== WHAT YOU ARE ASKED TO DO ==
Continue the text on changing the reported error source in R from where it stops.
[[ TEXT UNDER STUDY, beginning ]]
So how does this look now?

import_cat_data("even_more_cats.csv")
## Error in `handle_cats_import_warning()`:
## ! Unnamed `col_types` should have the same length as `col_names`. Using smaller of the two.
## ℹ Is the file you're importing a `.tsv`? Only `.csv' files are accepted.

It looks OK, but it’s not done yet - you might have noticed that the error is reported as coming from handle_cats_import_warning(). This isn’t quite right - that function is just the warning helper; I want to report the error as coming from import_cat_data(). So how do I do this? Let’s take a quick look at the source of the error - we’ll come back to this later.

rlang::last_error()
## <error/rlang_error>
## Error in `handle_cats_import_warning()`:
## ! Unnamed `col_types` should have the same length as `col_names`. Using smaller of the two.
## ℹ Is the file you're importing a `.tsv`? Only `.csv' files are accepted.
## Backtrace:
##  1. global import_cat_data("even_more_cats.csv")
##  2. base::tryCatch(...)
##  3. base tryCatchList(expr, classes, parentenv, handlers)
##  4. base tryCatchOne(expr, names, parentenv, handlers[[1L]])
##  5. value[[3L]](cond)
##  6. global handle_cats_import_warning(w)
## Run `rlang::last_trace()` to see the full context.

We can see from the enumerated items on the backtrace that the function we want to show as the source of the error (import_cat_data()) is 5 items higher that the function currently being shown as the source of the error (handle_cats_import_warning()). So how do we change the reported error source?

Changing the calling environment

It basically comes down to using the call parameter when calling rlang::abort(). If you take a look at the docs, you’ll see it documented as:

The execution environment of a currently running function, e.g. call = caller_env(). The corresponding function call is retrieved and mentioned in error messages as the source of the error.

You only need to supply call when throwing a condition from a helper function which wouldn’t be relevant to mention in the message.
[[ TEXT UNDER STUDY, end ]]
[[ THE DATA, beginning ]]
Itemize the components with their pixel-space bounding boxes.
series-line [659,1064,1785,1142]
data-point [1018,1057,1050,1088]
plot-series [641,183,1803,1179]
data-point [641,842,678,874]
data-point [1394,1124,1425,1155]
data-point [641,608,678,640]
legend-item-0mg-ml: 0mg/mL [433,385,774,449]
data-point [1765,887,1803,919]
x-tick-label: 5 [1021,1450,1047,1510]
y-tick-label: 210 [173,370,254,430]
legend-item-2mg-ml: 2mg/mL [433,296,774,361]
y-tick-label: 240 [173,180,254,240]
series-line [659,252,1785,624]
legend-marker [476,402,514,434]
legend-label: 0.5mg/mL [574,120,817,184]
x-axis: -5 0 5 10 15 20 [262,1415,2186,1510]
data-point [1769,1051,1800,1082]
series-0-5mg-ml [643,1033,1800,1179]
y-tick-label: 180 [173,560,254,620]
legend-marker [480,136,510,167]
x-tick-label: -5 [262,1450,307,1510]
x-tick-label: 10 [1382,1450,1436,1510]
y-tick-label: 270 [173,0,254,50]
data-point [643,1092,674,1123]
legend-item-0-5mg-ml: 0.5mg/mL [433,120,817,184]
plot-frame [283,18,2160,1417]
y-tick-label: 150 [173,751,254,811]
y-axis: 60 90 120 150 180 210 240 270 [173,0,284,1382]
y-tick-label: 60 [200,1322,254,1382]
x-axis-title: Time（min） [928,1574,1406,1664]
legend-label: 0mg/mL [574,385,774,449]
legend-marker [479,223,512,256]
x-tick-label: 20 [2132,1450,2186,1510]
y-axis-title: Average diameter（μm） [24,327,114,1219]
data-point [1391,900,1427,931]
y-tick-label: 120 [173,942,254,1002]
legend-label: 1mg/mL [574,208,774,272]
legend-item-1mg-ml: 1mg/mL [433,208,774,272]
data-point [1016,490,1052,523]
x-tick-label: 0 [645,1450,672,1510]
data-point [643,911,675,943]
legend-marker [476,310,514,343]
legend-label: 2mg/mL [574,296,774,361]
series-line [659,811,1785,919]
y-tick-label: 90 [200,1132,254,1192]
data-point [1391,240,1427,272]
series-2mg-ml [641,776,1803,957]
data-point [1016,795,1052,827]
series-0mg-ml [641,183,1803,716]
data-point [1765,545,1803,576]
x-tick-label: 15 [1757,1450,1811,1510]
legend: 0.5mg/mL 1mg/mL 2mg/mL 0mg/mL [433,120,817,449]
[[ THE DATA, end ]]
== EXERCISE RESPONSE ==
OK, perfect! So all I need to do is add another parameter to my warning helper function below - this means that wherever I’m calling it from, I can pass in information about the correct environment to report in the error message.

handle_cats_import_warning <- function(w, call){
  msg <- conditionMessage(w)
  if (grepl("Unnamed `col_types` should have the same length as `col_names`.", msg)) {
    msg <- c(
        msg,
        i = "Is the file you're importing a `.tsv`? Only `.csv' files are accepted."
    )
  }
  rlang::abort(msg, call = call)
}

Next, I need to update my call to tryCatch() to also incorporate this change, and I use rlang::caller_env() to specify the environment. The parameter n = 4 means “go back 4 callers”.

import_cat_data <- function(file){
  
  tryCatch(
    data <- readr::read_csv(
      file,
      col_types = cols(
        col_double(),
        col_integer(),
        col_double()
      )
    ),
    warning = function(w, call = caller_env(n = 4)){
      handle_cats_import_warning(w, call)
    }
  )

  # Validation
  
  if (any(data$age > 38)) {
    rlang::abort(
      c(
        "Values in `age` must be 38 or less",
        paste("Invalid values detected:", paste0(data$age[data$age > 38], collapse = ", "))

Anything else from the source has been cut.